**DESCRIPTION OF THE TASK**
Decide whether each of these statements agrees with the text about Mohamed Abdel Aziz, answering yes or no and quoting the words from the text that settle it. 1. His brother Karim Mahmoud Abdel Aziz is also an actor. 2. He graduated from the Egyptian Naval Academy with a major in engineering. 3. He received the Readers Poll Award for Best young face in 2002.

**TEXT UNDER STUDY**

Egyptian actor and film producer

Mohamed Mahmoud Abdel Aziz (محمد محمود عبد العزيز) commonly known as Mohamed Abdel Aziz (محمد عبد العزيز), is an Egyptian producer and actor. He is also the son of the famous actor Mahmoud Abdel Aziz.

==Biography==

===Early life===
Abdel Aziz grew up in an artistic family, his father being Mahmoud Abdel Aziz. His brother, Karim Mahmoud Abdel Aziz, is also an actor.

===Career===
Abdel Aziz graduated from the Egyptian Naval Academy in Alexandria with a major in marketing. He started his career by working in the field of advertising for some time, at the Established On Time Company for Advertising and Promotions company, and has produced a large number of important concerts inside and outside of Egypt for many renown singers in the Arab community.

He worked as an assistant director in some movies, before having the opportunity to work on Egyptian blockbusters including The BabyDoll Night. He then turned to acting and landed supporting roles in TV shows like Shabab Ala El Hawa and El Kota El Amia as well as in some movies including Kazalek Fel Zamalek and Yahia El Adl. He received the Readers Poll Award for Best young face in 2010 for his role in the movie Shabalo and the TV series El Kota El Amia.
Mohamed then established his own production company, CORE Production, which he used to make a joint venture with a second production company, SWITCH Adv, leading to the creation of the Egyptian Arts Group through which he then realized many of his successful productions.

===Held Positions===
- Core Production representative in Egyptian Arts Group
- Chairman of CORE Production Co.
- ONTIME Founder

==Assistant director==
- The BabyDoll Night

==Actor==
- El Nems (2000)
- Rehla Mashboha (2001)
- Yahia El Adel (2001)
- Shabab Ala El Hawa (2002)
- Kazalek Fel Zamalek (2002)
- El Kota El Amia (2010)

Dataset excerpts:
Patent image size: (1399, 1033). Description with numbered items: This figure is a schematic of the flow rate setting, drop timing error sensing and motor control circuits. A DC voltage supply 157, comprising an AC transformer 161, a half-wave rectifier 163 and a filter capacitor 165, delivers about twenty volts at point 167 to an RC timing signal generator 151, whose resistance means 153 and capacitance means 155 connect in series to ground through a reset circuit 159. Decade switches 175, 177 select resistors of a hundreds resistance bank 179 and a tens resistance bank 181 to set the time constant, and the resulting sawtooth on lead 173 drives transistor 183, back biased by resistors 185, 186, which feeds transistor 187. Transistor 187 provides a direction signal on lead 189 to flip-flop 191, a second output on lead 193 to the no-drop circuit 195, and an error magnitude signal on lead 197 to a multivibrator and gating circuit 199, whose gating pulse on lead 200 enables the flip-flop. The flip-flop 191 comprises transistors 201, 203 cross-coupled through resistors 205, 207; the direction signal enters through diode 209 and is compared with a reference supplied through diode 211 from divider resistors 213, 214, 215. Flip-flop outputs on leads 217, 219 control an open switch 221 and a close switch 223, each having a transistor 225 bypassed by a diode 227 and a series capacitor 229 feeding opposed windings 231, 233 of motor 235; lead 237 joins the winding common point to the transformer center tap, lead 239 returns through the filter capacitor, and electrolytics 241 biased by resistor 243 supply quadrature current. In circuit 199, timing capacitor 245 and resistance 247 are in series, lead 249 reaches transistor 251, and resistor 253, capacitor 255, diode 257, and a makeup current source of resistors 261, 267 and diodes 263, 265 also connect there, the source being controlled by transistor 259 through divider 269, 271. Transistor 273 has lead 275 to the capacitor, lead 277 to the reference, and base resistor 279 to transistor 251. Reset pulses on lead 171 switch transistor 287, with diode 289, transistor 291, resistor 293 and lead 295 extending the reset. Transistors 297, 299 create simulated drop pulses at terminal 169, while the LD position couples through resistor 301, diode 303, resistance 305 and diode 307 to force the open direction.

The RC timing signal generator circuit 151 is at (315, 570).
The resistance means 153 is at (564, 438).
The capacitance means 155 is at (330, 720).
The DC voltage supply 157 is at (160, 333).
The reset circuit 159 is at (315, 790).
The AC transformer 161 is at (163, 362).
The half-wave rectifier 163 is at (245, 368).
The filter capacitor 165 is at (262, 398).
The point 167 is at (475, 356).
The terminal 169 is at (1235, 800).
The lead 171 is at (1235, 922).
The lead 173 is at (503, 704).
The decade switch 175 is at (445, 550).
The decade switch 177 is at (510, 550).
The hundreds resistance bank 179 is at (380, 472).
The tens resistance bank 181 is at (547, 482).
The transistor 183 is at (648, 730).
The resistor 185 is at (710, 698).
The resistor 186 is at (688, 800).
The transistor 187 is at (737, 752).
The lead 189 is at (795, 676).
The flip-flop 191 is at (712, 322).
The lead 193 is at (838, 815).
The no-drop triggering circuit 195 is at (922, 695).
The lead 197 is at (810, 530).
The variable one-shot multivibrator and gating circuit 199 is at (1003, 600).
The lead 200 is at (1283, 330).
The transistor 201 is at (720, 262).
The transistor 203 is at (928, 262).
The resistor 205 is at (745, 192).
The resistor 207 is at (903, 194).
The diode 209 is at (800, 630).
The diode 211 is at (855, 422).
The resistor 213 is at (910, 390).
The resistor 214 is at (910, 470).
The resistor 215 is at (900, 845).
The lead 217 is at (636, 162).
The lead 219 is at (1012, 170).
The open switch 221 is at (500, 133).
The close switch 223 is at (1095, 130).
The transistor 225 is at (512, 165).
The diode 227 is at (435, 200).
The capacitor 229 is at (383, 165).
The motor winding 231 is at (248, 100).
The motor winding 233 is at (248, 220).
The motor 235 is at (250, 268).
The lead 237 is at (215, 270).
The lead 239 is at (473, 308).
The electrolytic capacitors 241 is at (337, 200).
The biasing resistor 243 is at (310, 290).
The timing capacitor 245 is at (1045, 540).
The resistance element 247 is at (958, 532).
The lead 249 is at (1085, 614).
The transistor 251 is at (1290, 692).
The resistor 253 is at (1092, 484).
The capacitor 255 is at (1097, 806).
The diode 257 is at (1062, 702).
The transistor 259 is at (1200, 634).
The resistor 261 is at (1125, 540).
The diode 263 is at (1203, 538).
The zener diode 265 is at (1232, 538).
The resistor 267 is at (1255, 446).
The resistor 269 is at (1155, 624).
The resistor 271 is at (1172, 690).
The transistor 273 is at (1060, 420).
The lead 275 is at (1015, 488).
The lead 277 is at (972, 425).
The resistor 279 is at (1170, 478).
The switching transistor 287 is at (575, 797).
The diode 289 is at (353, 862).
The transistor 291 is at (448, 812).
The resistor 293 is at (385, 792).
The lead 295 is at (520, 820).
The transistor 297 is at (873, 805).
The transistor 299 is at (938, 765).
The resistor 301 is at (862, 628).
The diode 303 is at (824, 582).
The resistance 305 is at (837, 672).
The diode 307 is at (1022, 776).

**RESULT FOR THIS EXERCISE**
1. Yes: "His brother, Karim Mahmoud Abdel Aziz, is also an actor."
2. No: "Abdel Aziz graduated from the Egyptian Naval Academy in Alexandria with a major in marketing."
3. No: "He received the Readers Poll Award for Best young face in 2010"